# [DO THIS]
Word for word, retype every entry in the listing.

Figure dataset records
•••••

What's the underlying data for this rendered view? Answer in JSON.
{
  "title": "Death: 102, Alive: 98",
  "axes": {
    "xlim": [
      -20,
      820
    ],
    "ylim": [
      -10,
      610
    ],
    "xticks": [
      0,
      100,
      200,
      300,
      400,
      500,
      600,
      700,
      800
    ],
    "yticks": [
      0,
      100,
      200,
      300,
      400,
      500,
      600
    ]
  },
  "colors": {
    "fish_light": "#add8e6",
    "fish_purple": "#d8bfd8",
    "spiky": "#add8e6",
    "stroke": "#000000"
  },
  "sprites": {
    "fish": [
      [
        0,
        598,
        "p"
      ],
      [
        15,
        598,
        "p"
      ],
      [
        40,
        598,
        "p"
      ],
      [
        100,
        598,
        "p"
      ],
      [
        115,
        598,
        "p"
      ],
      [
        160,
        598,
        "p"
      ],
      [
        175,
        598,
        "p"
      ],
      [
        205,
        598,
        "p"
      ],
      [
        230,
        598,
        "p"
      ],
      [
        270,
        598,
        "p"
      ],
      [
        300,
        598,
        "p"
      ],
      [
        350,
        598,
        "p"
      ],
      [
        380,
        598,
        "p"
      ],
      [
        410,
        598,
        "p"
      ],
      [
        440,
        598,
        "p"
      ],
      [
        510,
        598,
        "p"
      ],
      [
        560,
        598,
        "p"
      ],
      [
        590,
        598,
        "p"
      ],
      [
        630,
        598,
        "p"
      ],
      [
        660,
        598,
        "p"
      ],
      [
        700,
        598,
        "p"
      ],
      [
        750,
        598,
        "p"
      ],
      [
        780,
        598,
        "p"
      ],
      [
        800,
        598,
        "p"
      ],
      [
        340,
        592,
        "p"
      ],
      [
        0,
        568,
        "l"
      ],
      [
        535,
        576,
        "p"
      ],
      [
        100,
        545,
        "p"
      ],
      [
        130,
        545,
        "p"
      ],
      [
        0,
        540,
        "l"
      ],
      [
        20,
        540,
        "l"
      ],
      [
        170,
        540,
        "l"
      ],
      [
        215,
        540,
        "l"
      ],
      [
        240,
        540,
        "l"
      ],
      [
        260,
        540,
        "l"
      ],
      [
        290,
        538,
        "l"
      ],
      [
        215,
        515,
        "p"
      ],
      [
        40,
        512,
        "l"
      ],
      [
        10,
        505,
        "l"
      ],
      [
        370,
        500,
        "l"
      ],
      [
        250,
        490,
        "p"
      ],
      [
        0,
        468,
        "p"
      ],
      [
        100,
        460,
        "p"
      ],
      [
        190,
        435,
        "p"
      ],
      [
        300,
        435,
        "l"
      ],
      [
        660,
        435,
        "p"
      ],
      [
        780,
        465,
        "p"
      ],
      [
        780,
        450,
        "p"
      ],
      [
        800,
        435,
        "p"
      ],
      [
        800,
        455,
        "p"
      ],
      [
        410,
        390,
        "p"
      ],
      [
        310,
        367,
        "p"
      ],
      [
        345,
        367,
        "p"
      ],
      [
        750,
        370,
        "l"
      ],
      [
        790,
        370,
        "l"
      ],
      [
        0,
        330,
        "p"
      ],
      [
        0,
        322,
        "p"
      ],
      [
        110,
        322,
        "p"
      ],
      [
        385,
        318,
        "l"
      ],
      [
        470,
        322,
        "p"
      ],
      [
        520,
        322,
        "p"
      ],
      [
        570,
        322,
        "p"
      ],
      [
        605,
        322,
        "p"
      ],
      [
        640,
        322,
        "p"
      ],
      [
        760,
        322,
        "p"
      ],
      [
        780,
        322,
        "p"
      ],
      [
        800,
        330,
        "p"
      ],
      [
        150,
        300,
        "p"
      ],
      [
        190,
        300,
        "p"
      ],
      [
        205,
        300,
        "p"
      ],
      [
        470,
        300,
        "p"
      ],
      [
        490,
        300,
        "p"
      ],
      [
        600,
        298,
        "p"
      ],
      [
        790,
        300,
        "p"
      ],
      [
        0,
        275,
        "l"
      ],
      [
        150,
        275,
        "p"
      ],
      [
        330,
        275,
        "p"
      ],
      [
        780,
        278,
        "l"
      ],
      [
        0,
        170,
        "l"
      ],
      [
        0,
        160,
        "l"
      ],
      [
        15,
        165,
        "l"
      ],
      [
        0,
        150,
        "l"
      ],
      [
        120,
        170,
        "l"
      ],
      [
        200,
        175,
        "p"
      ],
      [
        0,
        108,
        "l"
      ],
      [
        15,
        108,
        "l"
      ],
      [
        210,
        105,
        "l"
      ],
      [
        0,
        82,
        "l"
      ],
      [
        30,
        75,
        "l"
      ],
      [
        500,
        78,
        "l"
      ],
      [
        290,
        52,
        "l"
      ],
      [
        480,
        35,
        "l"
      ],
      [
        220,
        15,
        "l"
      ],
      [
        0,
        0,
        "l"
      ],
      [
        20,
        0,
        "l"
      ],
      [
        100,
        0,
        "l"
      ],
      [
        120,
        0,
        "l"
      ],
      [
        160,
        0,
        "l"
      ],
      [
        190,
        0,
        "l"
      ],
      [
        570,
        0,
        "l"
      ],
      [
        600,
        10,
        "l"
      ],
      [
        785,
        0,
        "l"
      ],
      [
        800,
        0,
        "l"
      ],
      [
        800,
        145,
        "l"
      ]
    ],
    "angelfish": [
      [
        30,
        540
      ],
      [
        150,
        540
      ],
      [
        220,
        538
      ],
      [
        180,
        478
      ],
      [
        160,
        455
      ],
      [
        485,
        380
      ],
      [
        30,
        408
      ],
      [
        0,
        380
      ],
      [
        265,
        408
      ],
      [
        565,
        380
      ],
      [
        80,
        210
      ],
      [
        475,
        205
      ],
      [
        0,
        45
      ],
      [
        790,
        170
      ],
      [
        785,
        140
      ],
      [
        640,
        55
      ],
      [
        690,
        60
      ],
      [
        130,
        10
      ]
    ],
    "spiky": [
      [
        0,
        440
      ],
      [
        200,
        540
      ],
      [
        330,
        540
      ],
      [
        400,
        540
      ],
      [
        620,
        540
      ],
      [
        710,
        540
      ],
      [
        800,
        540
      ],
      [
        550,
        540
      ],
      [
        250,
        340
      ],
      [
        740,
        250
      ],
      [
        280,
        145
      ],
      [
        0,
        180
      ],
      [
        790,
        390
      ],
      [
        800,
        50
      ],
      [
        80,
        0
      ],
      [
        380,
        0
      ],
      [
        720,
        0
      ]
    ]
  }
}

•••••

# [COMPLETED EXERCISE]
What's the underlying data for this rendered view? Answer in JSON.
{
  "title": "Death: 102, Alive: 98",
  "axes": {
    "xlim": [
      -20,
      820
    ],
    "ylim": [
      -10,
      610
    ],
    "xticks": [
      0,
      100,
      200,
      300,
      400,
      500,
      600,
      700,
      800
    ],
    "yticks": [
      0,
      100,
      200,
      300,
      400,
      500,
      600
    ]
  },
  "colors": {
    "fish_light": "#add8e6",
    "fish_purple": "#d8bfd8",
    "spiky": "#add8e6",
    "stroke": "#000000"
  },
  "sprites": {
    "fish": [
      [
        0,
        598,
        "p"
      ],
      [
        15,
        598,
        "p"
      ],
      [
        40,
        598,
        "p"
      ],
      [
        100,
        598,
        "p"
      ],
      [
        115,
        598,
        "p"
      ],
      [
        160,
        598,
        "p"
      ],
      [
        175,
        598,
        "p"
      ],
      [
        205,
        598,
        "p"
      ],
      [
        230,
        598,
        "p"
      ],
      [
        270,
        598,
        "p"
      ],
      [
        300,
        598,
        "p"
      ],
      [
        350,
        598,
        "p"
      ],
      [
        380,
        598,
        "p"
      ],
      [
        410,
        598,
        "p"
      ],
      [
        440,
        598,
        "p"
      ],
      [
        510,
        598,
        "p"
      ],
      [
        560,
        598,
        "p"
      ],
      [
        590,
        598,
        "p"
      ],
      [
        630,
        598,
        "p"
      ],
      [
        660,
        598,
        "p"
      ],
      [
        700,
        598,
        "p"
      ],
      [
        750,
        598,
        "p"
      ],
      [
        780,
        598,
        "p"
      ],
      [
        800,
        598,
        "p"
      ],
      [
        340,
        592,
        "p"
      ],
      [
        0,
        568,
        "l"
      ],
      [
        535,
        576,
        "p"
      ],
      [
        100,
        545,
        "p"
      ],
      [
        130,
        545,
        "p"
      ],
      [
        0,
        540,
        "l"
      ],
      [
        20,
        540,
        "l"
      ],
      [
        170,
        540,
        "l"
      ],
      [
        215,
        540,
        "l"
      ],
      [
        240,
        540,
        "l"
      ],
      [
        260,
        540,
        "l"
      ],
      [
        290,
        538,
        "l"
      ],
      [
        215,
        515,
        "p"
      ],
      [
        40,
        512,
        "l"
      ],
      [
        10,
        505,
        "l"
      ],
      [
        370,
        500,
        "l"
      ],
      [
        250,
        490,
        "p"
      ],
      [
        0,
        468,
        "p"
      ],
      [
        100,
        460,
        "p"
      ],
      [
        190,
        435,
        "p"
      ],
      [
        300,
        435,
        "l"
      ],
      [
        660,
        435,
        "p"
      ],
      [
        780,
        465,
        "p"
      ],
      [
        780,
        450,
        "p"
      ],
      [
        800,
        435,
        "p"
      ],
      [
        800,
        455,
        "p"
      ],
      [
        410,
        390,
        "p"
      ],
      [
        310,
        367,
        "p"
      ],
      [
        345,
        367,
        "p"
      ],
      [
        750,
        370,
        "l"
      ],
      [
        790,
        370,
        "l"
      ],
      [
        0,
        330,
        "p"
      ],
      [
        0,
        322,
        "p"
      ],
      [
        110,
        322,
        "p"
      ],
      [
        385,
        318,
        "l"
      ],
      [
        470,
        322,
        "p"
      ],
      [
        520,
        322,
        "p"
      ],
      [
        570,
        322,
        "p"
      ],
      [
        605,
        322,
        "p"
      ],
      [
        640,
        322,
        "p"
      ],
      [
        760,
        322,
        "p"
      ],
      [
        780,
        322,
        "p"
      ],
      [
        800,
        330,
        "p"
      ],
      [
        150,
        300,
        "p"
      ],
      [
        190,
        300,
        "p"
      ],
      [
        205,
        300,
        "p"
      ],
      [
        470,
        300,
        "p"
      ],
      [
        490,
        300,
        "p"
      ],
      [
        600,
        298,
        "p"
      ],
      [
        790,
        300,
        "p"
      ],
      [
        0,
        275,
        "l"
      ],
      [
        150,
        275,
        "p"
      ],
      [
        330,
        275,
        "p"
      ],
      [
        780,
        278,
        "l"
      ],
      [
        0,
        170,
        "l"
      ],
      [
        0,
        160,
        "l"
      ],
      [
        15,
        165,
        "l"
      ],
      [
        0,
        150,
        "l"
      ],
      [
        120,
        170,
        "l"
      ],
      [
        200,
        175,
        "p"
      ],
      [
        0,
        108,
        "l"
      ],
      [
        15,
        108,
        "l"
      ],
      [
        210,
        105,
        "l"
      ],
      [
        0,
        82,
        "l"
      ],
      [
        30,
        75,
        "l"
      ],
      [
        500,
        78,
        "l"
      ],
      [
        290,
        52,
        "l"
      ],
      [
        480,
        35,
        "l"
      ],
      [
        220,
        15,
        "l"
      ],
      [
        0,
        0,
        "l"
      ],
      [
        20,
        0,
        "l"
      ],
      [
        100,
        0,
        "l"
      ],
      [
        120,
        0,
        "l"
      ],
      [
        160,
        0,
        "l"
      ],
      [
        190,
        0,
        "l"
      ],
      [
        570,
        0,
        "l"
      ],
      [
        600,
        10,
        "l"
      ],
      [
        785,
        0,
        "l"
      ],
      [
        800,
        0,
        "l"
      ],
      [
        800,
        145,
        "l"
      ]
    ],
    "angelfish": [
      [
        30,
        540
      ],
      [
        150,
        540
      ],
      [
        220,
        538
      ],
      [
        180,
        478
      ],
      [
        160,
        455
      ],
      [
        485,
        380
      ],
      [
        30,
        408
      ],
      [
        0,
        380
      ],
      [
        265,
        408
      ],
      [
        565,
        380
      ],
      [
        80,
        210
      ],
      [
        475,
        205
      ],
      [
        0,
        45
      ],
      [
        790,
        170
      ],
      [
        785,
        140
      ],
      [
        640,
        55
      ],
      [
        690,
        60
      ],
      [
        130,
        10
      ]
    ],
    "spiky": [
      [
        0,
        440
      ],
      [
        200,
        540
      ],
      [
        330,
        540
      ],
      [
        400,
        540
      ],
      [
        620,
        540
      ],
      [
        710,
        540
      ],
      [
        800,
        540
      ],
      [
        550,
        540
      ],
      [
        250,
        340
      ],
      [
        740,
        250
      ],
      [
        280,
        145
      ],
      [
        0,
        180
      ],
      [
        790,
        390
      ],
      [
        800,
        50
      ],
      [
        80,
        0
      ],
      [
        380,
        0
      ],
      [
        720,
        0
      ]
    ]
  }
}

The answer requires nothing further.